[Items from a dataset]
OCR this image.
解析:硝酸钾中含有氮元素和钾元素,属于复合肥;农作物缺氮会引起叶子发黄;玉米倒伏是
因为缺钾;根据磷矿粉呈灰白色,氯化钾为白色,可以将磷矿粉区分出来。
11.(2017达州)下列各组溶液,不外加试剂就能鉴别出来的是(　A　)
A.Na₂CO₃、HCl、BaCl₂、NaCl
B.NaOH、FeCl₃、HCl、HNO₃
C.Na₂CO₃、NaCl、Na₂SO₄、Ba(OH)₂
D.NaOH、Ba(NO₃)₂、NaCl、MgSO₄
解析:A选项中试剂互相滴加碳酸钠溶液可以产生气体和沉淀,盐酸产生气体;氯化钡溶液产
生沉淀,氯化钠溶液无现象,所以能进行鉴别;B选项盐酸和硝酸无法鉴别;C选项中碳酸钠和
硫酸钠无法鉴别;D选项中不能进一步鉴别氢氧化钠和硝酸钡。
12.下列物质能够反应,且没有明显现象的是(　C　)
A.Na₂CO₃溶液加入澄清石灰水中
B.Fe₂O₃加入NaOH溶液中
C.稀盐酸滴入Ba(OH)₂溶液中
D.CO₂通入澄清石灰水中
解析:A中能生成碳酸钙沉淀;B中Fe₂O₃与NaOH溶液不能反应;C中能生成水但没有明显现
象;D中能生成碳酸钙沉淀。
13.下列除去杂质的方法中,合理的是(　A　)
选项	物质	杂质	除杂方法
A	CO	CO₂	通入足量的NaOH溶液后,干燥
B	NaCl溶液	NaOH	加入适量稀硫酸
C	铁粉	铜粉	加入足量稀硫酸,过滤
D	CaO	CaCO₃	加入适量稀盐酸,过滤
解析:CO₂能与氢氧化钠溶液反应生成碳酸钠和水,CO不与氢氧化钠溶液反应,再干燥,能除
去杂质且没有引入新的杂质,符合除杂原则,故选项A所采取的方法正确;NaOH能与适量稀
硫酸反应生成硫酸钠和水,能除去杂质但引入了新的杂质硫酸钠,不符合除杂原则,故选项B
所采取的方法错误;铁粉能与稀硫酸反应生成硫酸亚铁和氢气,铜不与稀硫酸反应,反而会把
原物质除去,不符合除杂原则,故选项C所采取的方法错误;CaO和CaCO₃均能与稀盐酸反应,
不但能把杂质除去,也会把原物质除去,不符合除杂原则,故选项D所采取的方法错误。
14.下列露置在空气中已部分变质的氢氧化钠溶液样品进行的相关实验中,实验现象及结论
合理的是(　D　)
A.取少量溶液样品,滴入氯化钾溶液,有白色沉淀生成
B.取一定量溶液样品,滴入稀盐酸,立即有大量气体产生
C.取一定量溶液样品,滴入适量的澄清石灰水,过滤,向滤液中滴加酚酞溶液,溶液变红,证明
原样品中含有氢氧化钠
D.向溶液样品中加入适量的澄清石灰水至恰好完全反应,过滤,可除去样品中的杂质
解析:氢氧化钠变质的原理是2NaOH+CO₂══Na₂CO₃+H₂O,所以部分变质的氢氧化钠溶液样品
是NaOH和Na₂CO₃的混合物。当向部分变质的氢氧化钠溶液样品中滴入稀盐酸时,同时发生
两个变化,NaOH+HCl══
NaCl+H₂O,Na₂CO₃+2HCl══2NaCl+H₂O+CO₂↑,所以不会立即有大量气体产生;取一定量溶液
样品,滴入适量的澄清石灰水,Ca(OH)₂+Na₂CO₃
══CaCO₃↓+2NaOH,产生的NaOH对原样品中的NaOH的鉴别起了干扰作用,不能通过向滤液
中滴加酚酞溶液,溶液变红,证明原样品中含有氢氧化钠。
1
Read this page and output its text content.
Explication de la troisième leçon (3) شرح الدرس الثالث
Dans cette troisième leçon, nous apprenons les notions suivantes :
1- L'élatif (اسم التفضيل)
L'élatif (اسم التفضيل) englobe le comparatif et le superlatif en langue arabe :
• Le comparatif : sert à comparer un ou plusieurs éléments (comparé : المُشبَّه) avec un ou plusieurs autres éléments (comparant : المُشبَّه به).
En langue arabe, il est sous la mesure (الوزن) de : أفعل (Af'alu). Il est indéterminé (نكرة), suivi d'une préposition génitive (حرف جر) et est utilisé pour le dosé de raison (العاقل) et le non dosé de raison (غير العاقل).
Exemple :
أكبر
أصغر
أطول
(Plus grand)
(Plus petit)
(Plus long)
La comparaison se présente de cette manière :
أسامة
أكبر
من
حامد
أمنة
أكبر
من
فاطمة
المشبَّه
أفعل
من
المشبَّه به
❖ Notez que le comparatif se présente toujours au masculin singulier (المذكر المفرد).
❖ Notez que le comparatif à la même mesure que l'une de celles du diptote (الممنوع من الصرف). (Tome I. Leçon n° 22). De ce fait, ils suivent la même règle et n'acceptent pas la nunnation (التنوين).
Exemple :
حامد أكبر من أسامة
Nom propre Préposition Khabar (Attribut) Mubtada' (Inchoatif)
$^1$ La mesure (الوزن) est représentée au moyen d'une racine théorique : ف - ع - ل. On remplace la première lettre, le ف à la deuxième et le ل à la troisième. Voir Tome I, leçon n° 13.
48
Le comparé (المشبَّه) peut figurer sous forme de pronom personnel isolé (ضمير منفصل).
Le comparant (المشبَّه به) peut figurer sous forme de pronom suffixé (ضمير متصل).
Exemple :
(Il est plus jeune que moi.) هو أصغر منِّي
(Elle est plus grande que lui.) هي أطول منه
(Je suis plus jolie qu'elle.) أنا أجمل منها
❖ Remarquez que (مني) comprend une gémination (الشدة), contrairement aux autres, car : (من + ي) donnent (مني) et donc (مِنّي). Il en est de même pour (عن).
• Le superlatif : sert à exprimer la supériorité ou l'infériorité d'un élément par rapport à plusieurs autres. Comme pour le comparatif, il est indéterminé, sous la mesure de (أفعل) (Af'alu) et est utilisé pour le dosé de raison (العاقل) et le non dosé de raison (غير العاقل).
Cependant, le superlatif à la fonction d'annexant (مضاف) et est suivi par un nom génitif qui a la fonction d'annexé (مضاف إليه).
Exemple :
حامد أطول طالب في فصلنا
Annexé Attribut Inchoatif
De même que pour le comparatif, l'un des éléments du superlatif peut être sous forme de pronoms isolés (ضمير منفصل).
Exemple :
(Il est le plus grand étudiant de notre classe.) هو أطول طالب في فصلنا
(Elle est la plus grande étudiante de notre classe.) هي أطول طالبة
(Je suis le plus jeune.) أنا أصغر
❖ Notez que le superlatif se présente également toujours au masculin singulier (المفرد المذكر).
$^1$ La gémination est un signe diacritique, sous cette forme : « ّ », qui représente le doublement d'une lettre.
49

Instructions for the task: Extract the complete listing above, reproducing each line exactly.

Output for this exercise:
OCR this image.
解析:硝酸钾中含有氮元素和钾元素,属于复合肥;农作物缺氮会引起叶子发黄;玉米倒伏是
因为缺钾;根据磷矿粉呈灰白色,氯化钾为白色,可以将磷矿粉区分出来。
11.(2017达州)下列各组溶液,不外加试剂就能鉴别出来的是(　A　)
A.Na₂CO₃、HCl、BaCl₂、NaCl
B.NaOH、FeCl₃、HCl、HNO₃
C.Na₂CO₃、NaCl、Na₂SO₄、Ba(OH)₂
D.NaOH、Ba(NO₃)₂、NaCl、MgSO₄
解析:A选项中试剂互相滴加碳酸钠溶液可以产生气体和沉淀,盐酸产生气体;氯化钡溶液产
生沉淀,氯化钠溶液无现象,所以能进行鉴别;B选项盐酸和硝酸无法鉴别;C选项中碳酸钠和
硫酸钠无法鉴别;D选项中不能进一步鉴别氢氧化钠和硝酸钡。
12.下列物质能够反应,且没有明显现象的是(　C　)
A.Na₂CO₃溶液加入澄清石灰水中
B.Fe₂O₃加入NaOH溶液中
C.稀盐酸滴入Ba(OH)₂溶液中
D.CO₂通入澄清石灰水中
解析:A中能生成碳酸钙沉淀;B中Fe₂O₃与NaOH溶液不能反应;C中能生成水但没有明显现
象;D中能生成碳酸钙沉淀。
13.下列除去杂质的方法中,合理的是(　A　)
选项	物质	杂质	除杂方法
A	CO	CO₂	通入足量的NaOH溶液后,干燥
B	NaCl溶液	NaOH	加入适量稀硫酸
C	铁粉	铜粉	加入足量稀硫酸,过滤
D	CaO	CaCO₃	加入适量稀盐酸,过滤
解析:CO₂能与氢氧化钠溶液反应生成碳酸钠和水,CO不与氢氧化钠溶液反应,再干燥,能除
去杂质且没有引入新的杂质,符合除杂原则,故选项A所采取的方法正确;NaOH能与适量稀
硫酸反应生成硫酸钠和水,能除去杂质但引入了新的杂质硫酸钠,不符合除杂原则,故选项B
所采取的方法错误;铁粉能与稀硫酸反应生成硫酸亚铁和氢气,铜不与稀硫酸反应,反而会把
原物质除去,不符合除杂原则,故选项C所采取的方法错误;CaO和CaCO₃均能与稀盐酸反应,
不但能把杂质除去,也会把原物质除去,不符合除杂原则,故选项D所采取的方法错误。
14.下列露置在空气中已部分变质的氢氧化钠溶液样品进行的相关实验中,实验现象及结论
合理的是(　D　)
A.取少量溶液样品,滴入氯化钾溶液,有白色沉淀生成
B.取一定量溶液样品,滴入稀盐酸,立即有大量气体产生
C.取一定量溶液样品,滴入适量的澄清石灰水,过滤,向滤液中滴加酚酞溶液,溶液变红,证明
原样品中含有氢氧化钠
D.向溶液样品中加入适量的澄清石灰水至恰好完全反应,过滤,可除去样品中的杂质
解析:氢氧化钠变质的原理是2NaOH+CO₂══Na₂CO₃+H₂O,所以部分变质的氢氧化钠溶液样品
是NaOH和Na₂CO₃的混合物。当向部分变质的氢氧化钠溶液样品中滴入稀盐酸时,同时发生
两个变化,NaOH+HCl══
NaCl+H₂O,Na₂CO₃+2HCl══2NaCl+H₂O+CO₂↑,所以不会立即有大量气体产生;取一定量溶液
样品,滴入适量的澄清石灰水,Ca(OH)₂+Na₂CO₃
══CaCO₃↓+2NaOH,产生的NaOH对原样品中的NaOH的鉴别起了干扰作用,不能通过向滤液
中滴加酚酞溶液,溶液变红,证明原样品中含有氢氧化钠。
1
Read this page and output its text content.
Explication de la troisième leçon (3) شرح الدرس الثالث
Dans cette troisième leçon, nous apprenons les notions suivantes :
1- L'élatif (اسم التفضيل)
L'élatif (اسم التفضيل) englobe le comparatif et le superlatif en langue arabe :
• Le comparatif : sert à comparer un ou plusieurs éléments (comparé : المُشبَّه) avec un ou plusieurs autres éléments (comparant : المُشبَّه به).
En langue arabe, il est sous la mesure (الوزن) de : أفعل (Af'alu). Il est indéterminé (نكرة), suivi d'une préposition génitive (حرف جر) et est utilisé pour le dosé de raison (العاقل) et le non dosé de raison (غير العاقل).
Exemple :
أكبر
أصغر
أطول
(Plus grand)
(Plus petit)
(Plus long)
La comparaison se présente de cette manière :
أسامة
أكبر
من
حامد
أمنة
أكبر
من
فاطمة
المشبَّه
أفعل
من
المشبَّه به
❖ Notez que le comparatif se présente toujours au masculin singulier (المذكر المفرد).
❖ Notez que le comparatif à la même mesure que l'une de celles du diptote (الممنوع من الصرف). (Tome I. Leçon n° 22). De ce fait, ils suivent la même règle et n'acceptent pas la nunnation (التنوين).
Exemple :
حامد أكبر من أسامة
Nom propre Préposition Khabar (Attribut) Mubtada' (Inchoatif)
$^1$ La mesure (الوزن) est représentée au moyen d'une racine théorique : ف - ع - ل. On remplace la première lettre, le ف à la deuxième et le ل à la troisième. Voir Tome I, leçon n° 13.
48
Le comparé (المشبَّه) peut figurer sous forme de pronom personnel isolé (ضمير منفصل).
Le comparant (المشبَّه به) peut figurer sous forme de pronom suffixé (ضمير متصل).
Exemple :
(Il est plus jeune que moi.) هو أصغر منِّي
(Elle est plus grande que lui.) هي أطول منه
(Je suis plus jolie qu'elle.) أنا أجمل منها
❖ Remarquez que (مني) comprend une gémination (الشدة), contrairement aux autres, car : (من + ي) donnent (مني) et donc (مِنّي). Il en est de même pour (عن).
• Le superlatif : sert à exprimer la supériorité ou l'infériorité d'un élément par rapport à plusieurs autres. Comme pour le comparatif, il est indéterminé, sous la mesure de (أفعل) (Af'alu) et est utilisé pour le dosé de raison (العاقل) et le non dosé de raison (غير العاقل).
Cependant, le superlatif à la fonction d'annexant (مضاف) et est suivi par un nom génitif qui a la fonction d'annexé (مضاف إليه).
Exemple :
حامد أطول طالب في فصلنا
Annexé Attribut Inchoatif
De même que pour le comparatif, l'un des éléments du superlatif peut être sous forme de pronoms isolés (ضمير منفصل).
Exemple :
(Il est le plus grand étudiant de notre classe.) هو أطول طالب في فصلنا
(Elle est la plus grande étudiante de notre classe.) هي أطول طالبة
(Je suis le plus jeune.) أنا أصغر
❖ Notez que le superlatif se présente également toujours au masculin singulier (المفرد المذكر).
$^1$ La gémination est un signe diacritique, sous cette forme : « ّ », qui représente le doublement d'une lettre.
49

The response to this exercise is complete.